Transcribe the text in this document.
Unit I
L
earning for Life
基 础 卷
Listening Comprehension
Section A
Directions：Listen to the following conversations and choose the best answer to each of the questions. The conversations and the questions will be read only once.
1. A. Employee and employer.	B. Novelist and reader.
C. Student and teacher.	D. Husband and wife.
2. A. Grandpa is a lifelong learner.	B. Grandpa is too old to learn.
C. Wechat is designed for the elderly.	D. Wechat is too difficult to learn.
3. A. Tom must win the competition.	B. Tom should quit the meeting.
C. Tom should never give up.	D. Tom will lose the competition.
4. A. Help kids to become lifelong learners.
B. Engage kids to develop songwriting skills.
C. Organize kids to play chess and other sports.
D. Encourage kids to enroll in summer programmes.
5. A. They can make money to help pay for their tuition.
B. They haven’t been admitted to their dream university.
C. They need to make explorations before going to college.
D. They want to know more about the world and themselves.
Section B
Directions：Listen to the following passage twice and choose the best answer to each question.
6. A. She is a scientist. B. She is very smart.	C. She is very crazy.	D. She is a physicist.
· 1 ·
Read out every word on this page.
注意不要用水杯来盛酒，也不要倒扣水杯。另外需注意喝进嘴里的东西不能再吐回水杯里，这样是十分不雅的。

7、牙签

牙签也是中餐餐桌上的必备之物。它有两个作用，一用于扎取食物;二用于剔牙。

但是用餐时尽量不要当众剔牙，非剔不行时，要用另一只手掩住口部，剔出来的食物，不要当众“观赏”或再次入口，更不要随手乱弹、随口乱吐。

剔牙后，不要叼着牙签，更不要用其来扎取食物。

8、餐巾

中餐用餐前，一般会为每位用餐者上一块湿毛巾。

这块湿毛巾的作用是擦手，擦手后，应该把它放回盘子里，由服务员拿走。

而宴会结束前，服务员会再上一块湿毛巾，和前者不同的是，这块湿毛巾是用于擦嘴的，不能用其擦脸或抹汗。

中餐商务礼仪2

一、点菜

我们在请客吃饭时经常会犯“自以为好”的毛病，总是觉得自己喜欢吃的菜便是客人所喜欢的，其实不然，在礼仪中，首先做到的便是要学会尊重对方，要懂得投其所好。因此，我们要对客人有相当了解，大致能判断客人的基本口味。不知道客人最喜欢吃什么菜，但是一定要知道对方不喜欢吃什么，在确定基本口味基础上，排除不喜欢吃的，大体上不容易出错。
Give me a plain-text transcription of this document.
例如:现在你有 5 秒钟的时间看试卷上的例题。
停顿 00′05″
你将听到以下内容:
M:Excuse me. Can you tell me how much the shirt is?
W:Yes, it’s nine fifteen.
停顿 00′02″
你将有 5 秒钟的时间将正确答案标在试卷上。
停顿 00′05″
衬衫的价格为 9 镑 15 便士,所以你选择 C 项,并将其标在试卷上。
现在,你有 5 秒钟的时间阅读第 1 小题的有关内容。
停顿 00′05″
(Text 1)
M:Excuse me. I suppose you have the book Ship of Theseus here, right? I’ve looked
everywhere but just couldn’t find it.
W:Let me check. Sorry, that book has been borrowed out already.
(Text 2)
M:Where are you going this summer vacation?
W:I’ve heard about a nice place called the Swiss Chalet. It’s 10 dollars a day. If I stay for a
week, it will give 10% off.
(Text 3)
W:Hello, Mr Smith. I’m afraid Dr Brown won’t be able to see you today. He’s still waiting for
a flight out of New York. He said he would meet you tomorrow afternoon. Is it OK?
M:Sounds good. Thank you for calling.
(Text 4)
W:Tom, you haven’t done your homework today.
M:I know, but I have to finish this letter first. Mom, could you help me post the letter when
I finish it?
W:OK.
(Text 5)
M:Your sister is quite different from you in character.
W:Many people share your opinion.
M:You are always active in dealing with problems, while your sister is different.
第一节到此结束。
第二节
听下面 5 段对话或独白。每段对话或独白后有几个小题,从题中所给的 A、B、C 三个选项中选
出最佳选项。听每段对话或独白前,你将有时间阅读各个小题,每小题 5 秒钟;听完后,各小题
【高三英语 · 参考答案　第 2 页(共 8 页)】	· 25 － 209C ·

▶ Stated goal: Repeat exactly, and only, the lines from the line containing "Read out every word on this page." through the last line of the records above, both included.

▶ Correct response:
Read out every word on this page.
注意不要用水杯来盛酒，也不要倒扣水杯。另外需注意喝进嘴里的东西不能再吐回水杯里，这样是十分不雅的。

7、牙签

牙签也是中餐餐桌上的必备之物。它有两个作用，一用于扎取食物;二用于剔牙。

但是用餐时尽量不要当众剔牙，非剔不行时，要用另一只手掩住口部，剔出来的食物，不要当众“观赏”或再次入口，更不要随手乱弹、随口乱吐。

剔牙后，不要叼着牙签，更不要用其来扎取食物。

8、餐巾

中餐用餐前，一般会为每位用餐者上一块湿毛巾。

这块湿毛巾的作用是擦手，擦手后，应该把它放回盘子里，由服务员拿走。

而宴会结束前，服务员会再上一块湿毛巾，和前者不同的是，这块湿毛巾是用于擦嘴的，不能用其擦脸或抹汗。

中餐商务礼仪2

一、点菜

我们在请客吃饭时经常会犯“自以为好”的毛病，总是觉得自己喜欢吃的菜便是客人所喜欢的，其实不然，在礼仪中，首先做到的便是要学会尊重对方，要懂得投其所好。因此，我们要对客人有相当了解，大致能判断客人的基本口味。不知道客人最喜欢吃什么菜，但是一定要知道对方不喜欢吃什么，在确定基本口味基础上，排除不喜欢吃的，大体上不容易出错。
Give me a plain-text transcription of this document.
例如:现在你有 5 秒钟的时间看试卷上的例题。
停顿 00′05″
你将听到以下内容:
M:Excuse me. Can you tell me how much the shirt is?
W:Yes, it’s nine fifteen.
停顿 00′02″
你将有 5 秒钟的时间将正确答案标在试卷上。
停顿 00′05″
衬衫的价格为 9 镑 15 便士,所以你选择 C 项,并将其标在试卷上。
现在,你有 5 秒钟的时间阅读第 1 小题的有关内容。
停顿 00′05″
(Text 1)
M:Excuse me. I suppose you have the book Ship of Theseus here, right? I’ve looked
everywhere but just couldn’t find it.
W:Let me check. Sorry, that book has been borrowed out already.
(Text 2)
M:Where are you going this summer vacation?
W:I’ve heard about a nice place called the Swiss Chalet. It’s 10 dollars a day. If I stay for a
week, it will give 10% off.
(Text 3)
W:Hello, Mr Smith. I’m afraid Dr Brown won’t be able to see you today. He’s still waiting for
a flight out of New York. He said he would meet you tomorrow afternoon. Is it OK?
M:Sounds good. Thank you for calling.
(Text 4)
W:Tom, you haven’t done your homework today.
M:I know, but I have to finish this letter first. Mom, could you help me post the letter when
I finish it?
W:OK.
(Text 5)
M:Your sister is quite different from you in character.
W:Many people share your opinion.
M:You are always active in dealing with problems, while your sister is different.
第一节到此结束。
第二节
听下面 5 段对话或独白。每段对话或独白后有几个小题,从题中所给的 A、B、C 三个选项中选
出最佳选项。听每段对话或独白前,你将有时间阅读各个小题,每小题 5 秒钟;听完后,各小题
【高三英语 · 参考答案　第 2 页(共 8 页)】	· 25 － 209C ·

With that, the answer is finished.